§ **Directions**:
From the listing below, pick out each line with the word "xlabel".

§ **Dataset**:

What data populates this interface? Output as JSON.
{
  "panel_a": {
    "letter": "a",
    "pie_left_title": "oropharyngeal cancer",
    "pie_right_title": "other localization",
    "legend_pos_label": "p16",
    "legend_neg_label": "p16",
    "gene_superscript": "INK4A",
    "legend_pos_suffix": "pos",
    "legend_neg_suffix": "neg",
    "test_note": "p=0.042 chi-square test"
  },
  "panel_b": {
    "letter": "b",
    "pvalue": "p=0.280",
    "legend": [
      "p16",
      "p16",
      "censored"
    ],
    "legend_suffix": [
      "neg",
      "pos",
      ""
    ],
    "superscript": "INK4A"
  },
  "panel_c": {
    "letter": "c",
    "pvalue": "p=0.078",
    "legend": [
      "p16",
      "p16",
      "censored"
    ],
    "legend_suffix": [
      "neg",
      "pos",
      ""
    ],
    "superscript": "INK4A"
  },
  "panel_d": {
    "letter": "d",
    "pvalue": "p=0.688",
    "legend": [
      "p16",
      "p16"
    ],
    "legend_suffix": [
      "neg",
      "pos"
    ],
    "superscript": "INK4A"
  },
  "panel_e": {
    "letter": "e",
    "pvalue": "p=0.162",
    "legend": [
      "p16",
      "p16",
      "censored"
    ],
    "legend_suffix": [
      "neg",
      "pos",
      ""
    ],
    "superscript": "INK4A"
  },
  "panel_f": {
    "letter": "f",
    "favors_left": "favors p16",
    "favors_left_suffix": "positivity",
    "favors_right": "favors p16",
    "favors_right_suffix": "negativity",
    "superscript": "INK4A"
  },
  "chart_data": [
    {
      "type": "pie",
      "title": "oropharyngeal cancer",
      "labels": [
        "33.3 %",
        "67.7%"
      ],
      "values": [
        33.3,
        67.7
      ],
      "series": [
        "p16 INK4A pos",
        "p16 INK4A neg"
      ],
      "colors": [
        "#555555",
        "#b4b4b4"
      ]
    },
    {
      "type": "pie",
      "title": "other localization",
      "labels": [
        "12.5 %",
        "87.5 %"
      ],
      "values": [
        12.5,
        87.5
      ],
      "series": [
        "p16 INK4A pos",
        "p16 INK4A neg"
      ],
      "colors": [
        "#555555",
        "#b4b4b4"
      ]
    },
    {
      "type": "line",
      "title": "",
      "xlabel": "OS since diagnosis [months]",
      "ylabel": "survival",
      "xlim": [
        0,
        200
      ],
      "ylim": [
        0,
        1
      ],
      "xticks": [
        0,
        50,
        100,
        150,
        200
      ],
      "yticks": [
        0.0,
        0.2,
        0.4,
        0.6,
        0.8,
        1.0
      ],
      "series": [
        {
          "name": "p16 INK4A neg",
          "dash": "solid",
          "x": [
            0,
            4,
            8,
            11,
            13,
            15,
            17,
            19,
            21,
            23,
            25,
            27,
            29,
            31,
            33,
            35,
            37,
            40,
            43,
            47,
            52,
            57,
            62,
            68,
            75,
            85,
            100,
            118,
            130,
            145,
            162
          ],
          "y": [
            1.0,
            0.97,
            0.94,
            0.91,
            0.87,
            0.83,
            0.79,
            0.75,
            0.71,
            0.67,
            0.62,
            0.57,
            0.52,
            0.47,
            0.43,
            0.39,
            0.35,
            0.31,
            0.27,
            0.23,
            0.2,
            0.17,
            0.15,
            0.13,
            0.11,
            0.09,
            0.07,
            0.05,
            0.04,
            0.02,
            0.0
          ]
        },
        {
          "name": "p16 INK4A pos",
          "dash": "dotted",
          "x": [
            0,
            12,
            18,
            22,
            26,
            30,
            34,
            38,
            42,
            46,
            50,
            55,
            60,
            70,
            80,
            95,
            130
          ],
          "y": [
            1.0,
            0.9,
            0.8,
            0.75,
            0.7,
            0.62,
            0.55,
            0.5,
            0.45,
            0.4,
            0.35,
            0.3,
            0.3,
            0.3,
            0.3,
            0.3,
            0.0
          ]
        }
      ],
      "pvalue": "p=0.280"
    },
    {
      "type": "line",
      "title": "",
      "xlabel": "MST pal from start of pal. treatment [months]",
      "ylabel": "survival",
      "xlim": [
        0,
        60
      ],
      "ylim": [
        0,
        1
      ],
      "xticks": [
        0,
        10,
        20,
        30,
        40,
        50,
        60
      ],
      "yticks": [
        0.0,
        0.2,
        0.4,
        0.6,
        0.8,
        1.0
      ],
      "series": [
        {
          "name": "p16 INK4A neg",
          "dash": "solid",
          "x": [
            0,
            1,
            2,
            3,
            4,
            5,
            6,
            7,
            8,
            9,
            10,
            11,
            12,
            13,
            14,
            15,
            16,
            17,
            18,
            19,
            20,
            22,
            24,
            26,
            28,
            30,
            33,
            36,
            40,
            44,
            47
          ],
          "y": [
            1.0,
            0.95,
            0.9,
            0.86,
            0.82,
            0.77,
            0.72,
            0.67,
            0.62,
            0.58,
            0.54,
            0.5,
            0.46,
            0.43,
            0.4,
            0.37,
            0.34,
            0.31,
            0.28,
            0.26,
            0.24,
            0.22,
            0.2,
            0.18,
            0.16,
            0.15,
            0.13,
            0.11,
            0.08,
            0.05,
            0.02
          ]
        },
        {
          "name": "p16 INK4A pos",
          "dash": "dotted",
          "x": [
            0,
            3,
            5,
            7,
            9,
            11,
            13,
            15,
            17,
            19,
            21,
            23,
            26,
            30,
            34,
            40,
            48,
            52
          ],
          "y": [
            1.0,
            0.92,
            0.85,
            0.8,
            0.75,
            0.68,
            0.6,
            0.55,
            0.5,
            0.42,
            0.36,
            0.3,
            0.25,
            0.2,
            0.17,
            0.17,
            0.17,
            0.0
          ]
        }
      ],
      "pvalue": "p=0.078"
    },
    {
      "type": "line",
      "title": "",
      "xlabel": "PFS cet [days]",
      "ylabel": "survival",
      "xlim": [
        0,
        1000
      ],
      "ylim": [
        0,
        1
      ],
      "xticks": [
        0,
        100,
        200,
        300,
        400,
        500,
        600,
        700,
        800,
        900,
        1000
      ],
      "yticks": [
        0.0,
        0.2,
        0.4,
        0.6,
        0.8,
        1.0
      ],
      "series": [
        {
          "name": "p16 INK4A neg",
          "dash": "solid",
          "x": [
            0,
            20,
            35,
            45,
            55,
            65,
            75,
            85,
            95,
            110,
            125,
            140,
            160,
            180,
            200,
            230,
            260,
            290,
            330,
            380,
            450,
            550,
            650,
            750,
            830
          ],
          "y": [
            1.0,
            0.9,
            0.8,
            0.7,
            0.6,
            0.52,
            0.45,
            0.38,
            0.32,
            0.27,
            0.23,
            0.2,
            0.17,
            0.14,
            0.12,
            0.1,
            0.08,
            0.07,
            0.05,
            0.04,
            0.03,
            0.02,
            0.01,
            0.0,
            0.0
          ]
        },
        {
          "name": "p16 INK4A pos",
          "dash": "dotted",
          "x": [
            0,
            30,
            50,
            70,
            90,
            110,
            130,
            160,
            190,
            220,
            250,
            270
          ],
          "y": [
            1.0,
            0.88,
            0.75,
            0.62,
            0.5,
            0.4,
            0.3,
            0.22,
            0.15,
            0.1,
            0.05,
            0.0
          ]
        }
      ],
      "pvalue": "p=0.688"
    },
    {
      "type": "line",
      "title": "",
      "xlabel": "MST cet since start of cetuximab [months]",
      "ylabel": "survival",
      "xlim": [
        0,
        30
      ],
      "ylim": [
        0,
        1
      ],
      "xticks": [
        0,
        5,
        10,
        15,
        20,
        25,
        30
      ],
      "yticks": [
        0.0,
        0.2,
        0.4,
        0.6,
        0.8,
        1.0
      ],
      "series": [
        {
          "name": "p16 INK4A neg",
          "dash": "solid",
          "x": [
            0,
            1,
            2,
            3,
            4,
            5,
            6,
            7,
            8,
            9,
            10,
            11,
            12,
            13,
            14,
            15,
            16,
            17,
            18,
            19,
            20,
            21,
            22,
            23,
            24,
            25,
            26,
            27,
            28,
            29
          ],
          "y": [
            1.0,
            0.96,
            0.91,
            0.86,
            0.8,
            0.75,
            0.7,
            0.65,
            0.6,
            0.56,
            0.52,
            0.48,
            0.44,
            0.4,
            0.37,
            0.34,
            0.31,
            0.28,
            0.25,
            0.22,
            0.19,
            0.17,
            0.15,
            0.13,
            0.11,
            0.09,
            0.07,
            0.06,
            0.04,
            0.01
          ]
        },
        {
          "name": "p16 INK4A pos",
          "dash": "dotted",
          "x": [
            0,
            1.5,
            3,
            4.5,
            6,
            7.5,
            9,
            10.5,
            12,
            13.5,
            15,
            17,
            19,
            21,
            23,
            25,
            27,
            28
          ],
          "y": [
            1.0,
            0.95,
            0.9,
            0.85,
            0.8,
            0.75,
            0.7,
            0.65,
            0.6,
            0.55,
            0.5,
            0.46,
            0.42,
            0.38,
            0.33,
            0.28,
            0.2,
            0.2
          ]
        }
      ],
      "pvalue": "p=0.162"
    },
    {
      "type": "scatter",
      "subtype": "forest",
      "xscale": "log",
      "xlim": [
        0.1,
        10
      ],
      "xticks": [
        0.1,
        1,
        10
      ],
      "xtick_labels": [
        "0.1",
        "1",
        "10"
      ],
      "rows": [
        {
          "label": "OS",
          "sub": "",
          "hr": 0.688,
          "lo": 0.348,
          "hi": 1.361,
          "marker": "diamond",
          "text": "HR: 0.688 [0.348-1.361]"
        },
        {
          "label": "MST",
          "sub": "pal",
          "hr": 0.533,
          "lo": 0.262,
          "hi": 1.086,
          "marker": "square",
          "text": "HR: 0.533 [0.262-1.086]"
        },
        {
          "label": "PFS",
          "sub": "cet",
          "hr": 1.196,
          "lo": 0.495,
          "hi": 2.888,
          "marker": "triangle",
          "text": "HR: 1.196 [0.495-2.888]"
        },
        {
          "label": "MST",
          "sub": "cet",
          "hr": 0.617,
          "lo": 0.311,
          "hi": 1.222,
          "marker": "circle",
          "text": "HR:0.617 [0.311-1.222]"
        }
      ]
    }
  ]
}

§ **Completed task**:
      "xlabel": "OS since diagnosis [months]",
      "xlabel": "MST pal from start of pal. treatment [months]",
      "xlabel": "PFS cet [days]",
      "xlabel": "MST cet since start of cetuximab [months]",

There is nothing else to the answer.